Reading passage —
—————

All medium starches are not the same: influence of the degree of hydroxyethyl substitution of hydroxyethyl starch on plasma volume, hemorrheologic conditions, and coagulation.

BACKGROUND

After the application of high volumes of high-molecular-weight starch (hetastarch), bleeding complications have repeatedly been observed. Later studies showed that the application of medium-molecular-weight starch led to far fewer disturbances of the blood coagulation system. However, the relationships among the degree of hydroxyethyl substitution, the rate of degradation, and the average in vivo molecular weight have not been investigated.

STUDY DESIGN AND METHODS

A 10-day hemodilution treatment (n = 20) was carried out using two medium-molecular-weight hydroxyethyl starches (HES) with a degree of hydroxyethyl substitution of 0.5 and 0.62, respectively (10% HES 200 was used for a substitution of 0.5 and 6% HES 200 for a substitution of 0.62). After a loading dose of 500 mL was administered, 1000 mL of HES was infused daily for 4 days, and then 500 mL was infused daily for 6 days.

—————

Data shown —
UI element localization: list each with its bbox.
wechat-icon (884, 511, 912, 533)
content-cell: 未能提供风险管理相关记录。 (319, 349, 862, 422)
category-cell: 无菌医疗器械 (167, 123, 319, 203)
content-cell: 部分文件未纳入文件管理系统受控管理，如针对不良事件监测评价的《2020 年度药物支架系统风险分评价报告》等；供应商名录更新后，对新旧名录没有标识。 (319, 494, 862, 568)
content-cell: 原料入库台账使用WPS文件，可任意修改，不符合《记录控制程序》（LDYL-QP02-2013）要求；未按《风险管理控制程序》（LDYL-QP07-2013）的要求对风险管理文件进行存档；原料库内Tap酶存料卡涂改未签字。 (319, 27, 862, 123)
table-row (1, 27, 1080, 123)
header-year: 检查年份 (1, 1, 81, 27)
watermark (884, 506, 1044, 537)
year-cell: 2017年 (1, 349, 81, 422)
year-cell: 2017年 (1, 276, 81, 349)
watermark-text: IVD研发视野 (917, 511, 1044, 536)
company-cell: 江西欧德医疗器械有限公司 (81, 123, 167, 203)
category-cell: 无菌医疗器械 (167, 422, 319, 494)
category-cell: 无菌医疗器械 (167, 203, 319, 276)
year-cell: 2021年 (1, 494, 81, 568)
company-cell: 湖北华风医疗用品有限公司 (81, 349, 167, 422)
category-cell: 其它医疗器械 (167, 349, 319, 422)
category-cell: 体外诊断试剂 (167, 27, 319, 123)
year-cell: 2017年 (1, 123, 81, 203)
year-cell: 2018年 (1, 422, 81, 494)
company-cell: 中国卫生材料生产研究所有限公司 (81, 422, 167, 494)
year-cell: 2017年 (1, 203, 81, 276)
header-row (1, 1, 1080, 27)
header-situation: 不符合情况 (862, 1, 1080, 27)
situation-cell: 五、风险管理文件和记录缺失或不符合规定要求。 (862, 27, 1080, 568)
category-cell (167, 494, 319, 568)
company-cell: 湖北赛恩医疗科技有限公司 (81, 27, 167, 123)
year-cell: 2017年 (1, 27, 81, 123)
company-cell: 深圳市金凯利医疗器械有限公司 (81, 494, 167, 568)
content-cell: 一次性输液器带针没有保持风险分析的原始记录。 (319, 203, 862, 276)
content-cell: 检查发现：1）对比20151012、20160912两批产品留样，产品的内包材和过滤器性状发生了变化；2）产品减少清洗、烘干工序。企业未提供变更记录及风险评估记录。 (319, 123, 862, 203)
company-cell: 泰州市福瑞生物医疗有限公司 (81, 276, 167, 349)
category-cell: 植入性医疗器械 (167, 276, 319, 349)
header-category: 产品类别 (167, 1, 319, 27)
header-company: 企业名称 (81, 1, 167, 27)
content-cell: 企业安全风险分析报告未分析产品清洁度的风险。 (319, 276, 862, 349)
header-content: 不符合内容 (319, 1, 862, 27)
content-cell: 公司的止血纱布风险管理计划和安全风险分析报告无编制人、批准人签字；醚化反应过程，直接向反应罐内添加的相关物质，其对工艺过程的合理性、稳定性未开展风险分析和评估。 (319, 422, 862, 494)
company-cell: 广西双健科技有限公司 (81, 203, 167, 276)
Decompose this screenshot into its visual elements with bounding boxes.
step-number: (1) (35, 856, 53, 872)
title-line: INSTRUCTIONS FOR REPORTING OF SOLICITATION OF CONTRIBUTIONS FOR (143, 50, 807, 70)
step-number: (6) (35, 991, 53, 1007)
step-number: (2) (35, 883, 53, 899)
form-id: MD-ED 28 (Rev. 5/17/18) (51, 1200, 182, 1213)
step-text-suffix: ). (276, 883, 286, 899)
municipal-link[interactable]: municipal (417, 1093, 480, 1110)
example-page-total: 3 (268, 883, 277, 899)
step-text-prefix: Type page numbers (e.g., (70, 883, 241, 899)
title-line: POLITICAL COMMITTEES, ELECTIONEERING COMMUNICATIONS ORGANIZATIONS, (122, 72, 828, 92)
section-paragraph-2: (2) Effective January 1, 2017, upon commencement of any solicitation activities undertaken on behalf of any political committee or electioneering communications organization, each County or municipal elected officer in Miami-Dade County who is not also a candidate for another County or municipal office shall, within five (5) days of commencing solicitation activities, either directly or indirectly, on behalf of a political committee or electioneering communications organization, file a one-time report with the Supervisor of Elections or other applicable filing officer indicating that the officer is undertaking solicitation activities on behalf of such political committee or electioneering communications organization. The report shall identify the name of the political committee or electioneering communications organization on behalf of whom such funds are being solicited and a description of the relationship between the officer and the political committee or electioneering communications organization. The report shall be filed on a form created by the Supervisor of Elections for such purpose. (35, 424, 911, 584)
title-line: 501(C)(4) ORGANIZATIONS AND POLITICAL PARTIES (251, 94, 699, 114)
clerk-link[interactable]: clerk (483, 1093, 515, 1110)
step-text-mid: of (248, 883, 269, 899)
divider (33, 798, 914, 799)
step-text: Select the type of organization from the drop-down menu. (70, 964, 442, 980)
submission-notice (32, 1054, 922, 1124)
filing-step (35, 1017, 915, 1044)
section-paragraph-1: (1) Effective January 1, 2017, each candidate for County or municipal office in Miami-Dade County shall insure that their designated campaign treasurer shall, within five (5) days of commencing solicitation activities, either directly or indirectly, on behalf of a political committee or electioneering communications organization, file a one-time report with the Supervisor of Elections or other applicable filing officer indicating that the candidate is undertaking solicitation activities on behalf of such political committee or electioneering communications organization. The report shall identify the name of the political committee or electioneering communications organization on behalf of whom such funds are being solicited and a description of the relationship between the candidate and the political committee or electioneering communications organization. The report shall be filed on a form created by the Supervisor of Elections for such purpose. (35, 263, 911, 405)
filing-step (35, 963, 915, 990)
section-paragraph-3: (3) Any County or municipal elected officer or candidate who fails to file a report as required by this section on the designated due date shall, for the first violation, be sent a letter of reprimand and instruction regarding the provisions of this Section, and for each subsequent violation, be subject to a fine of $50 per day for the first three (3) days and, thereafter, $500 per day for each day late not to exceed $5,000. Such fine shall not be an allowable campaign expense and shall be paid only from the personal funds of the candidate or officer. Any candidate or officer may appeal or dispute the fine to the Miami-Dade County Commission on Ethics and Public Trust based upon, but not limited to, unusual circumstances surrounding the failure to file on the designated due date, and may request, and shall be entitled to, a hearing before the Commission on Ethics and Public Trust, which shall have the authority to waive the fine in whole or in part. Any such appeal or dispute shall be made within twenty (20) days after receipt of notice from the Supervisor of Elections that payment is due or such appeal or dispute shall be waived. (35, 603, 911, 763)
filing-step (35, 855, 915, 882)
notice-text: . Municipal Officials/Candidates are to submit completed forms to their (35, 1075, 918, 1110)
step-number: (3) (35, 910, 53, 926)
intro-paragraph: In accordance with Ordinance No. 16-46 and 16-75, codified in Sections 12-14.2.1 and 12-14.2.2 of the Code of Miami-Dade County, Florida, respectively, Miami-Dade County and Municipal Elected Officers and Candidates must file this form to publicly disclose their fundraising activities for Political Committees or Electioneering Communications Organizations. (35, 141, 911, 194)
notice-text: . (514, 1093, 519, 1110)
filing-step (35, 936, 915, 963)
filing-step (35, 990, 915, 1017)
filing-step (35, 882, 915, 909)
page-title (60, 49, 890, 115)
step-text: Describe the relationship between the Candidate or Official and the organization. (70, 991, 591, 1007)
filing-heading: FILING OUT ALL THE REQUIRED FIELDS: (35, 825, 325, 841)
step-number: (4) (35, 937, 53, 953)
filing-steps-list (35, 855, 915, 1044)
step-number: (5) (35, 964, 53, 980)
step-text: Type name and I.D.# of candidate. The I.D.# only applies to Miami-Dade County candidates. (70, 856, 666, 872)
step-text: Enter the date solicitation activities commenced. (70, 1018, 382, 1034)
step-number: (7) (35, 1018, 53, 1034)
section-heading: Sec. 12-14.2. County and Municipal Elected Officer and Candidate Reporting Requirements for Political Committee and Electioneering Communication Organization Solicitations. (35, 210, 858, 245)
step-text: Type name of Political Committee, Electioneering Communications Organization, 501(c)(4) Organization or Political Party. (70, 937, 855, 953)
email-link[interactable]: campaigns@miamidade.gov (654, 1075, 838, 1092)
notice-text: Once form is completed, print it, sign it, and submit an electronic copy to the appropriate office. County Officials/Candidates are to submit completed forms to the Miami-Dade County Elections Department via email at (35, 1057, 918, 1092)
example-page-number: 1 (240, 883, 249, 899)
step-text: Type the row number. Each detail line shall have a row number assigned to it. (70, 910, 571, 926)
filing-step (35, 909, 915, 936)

—————

Parts of the exercise —
[1] In the hydroxyethyl starch abstract, how much HES was infused each day during the first 4 days after the loading dose?
[2] Continue the hydroxyethyl starch abstract from its last sentence.

Answers to this exercise —
[1] 1000 mL

[2]
RESULTS

The more highly substituted starch was broken down more slowly and eliminated renally. This resulted in a higher intravascular molecular weight than for the less highly substituted HES (120 vs. 84 kDa) and a greater increase in serum concentration (20.3 vs. 9.0 mg/mL). Initially, the more highly substituted 6-percent HES had a lesser effect on plasma volume (p < 0.01). Because of HES accumulation, there was no longer a significant difference between the starches by the end of treatment, even though a higher dose of the 10-percent low-substitution starch was infused. Six-percent HES caused an increase in plasma viscosity (+9%, p < 0.01) that was due to an accumulation of macromolecules. Ten-percent HES 200/0.5 had no effect on the coagulation system beyond the dilution effect. Six-percent HES, on the other hand, led to an acquired von Willebrand syndrome during the course of the 10-day therapy. Factor VIII function was reduced by 72.2 percent, von Willebrand ristocetin cofactor by 61.3 percent, and von Willebrand factor antigen by 64 percent (p < 0.01).

CONCLUSION

It is the intravascular and not the initial (in vitro) molecular weight that determines the properties of HES. Especially after repeated administration, a high degree of hydroxyethyl substitution leads to an accumulation of macromolecules that affect hemorrheologic measures and the coagulation system just as adversely as high-molecular-weight starch does. Depending on the degree of substitution, medium-molecular-weight starches can have widely differing properties.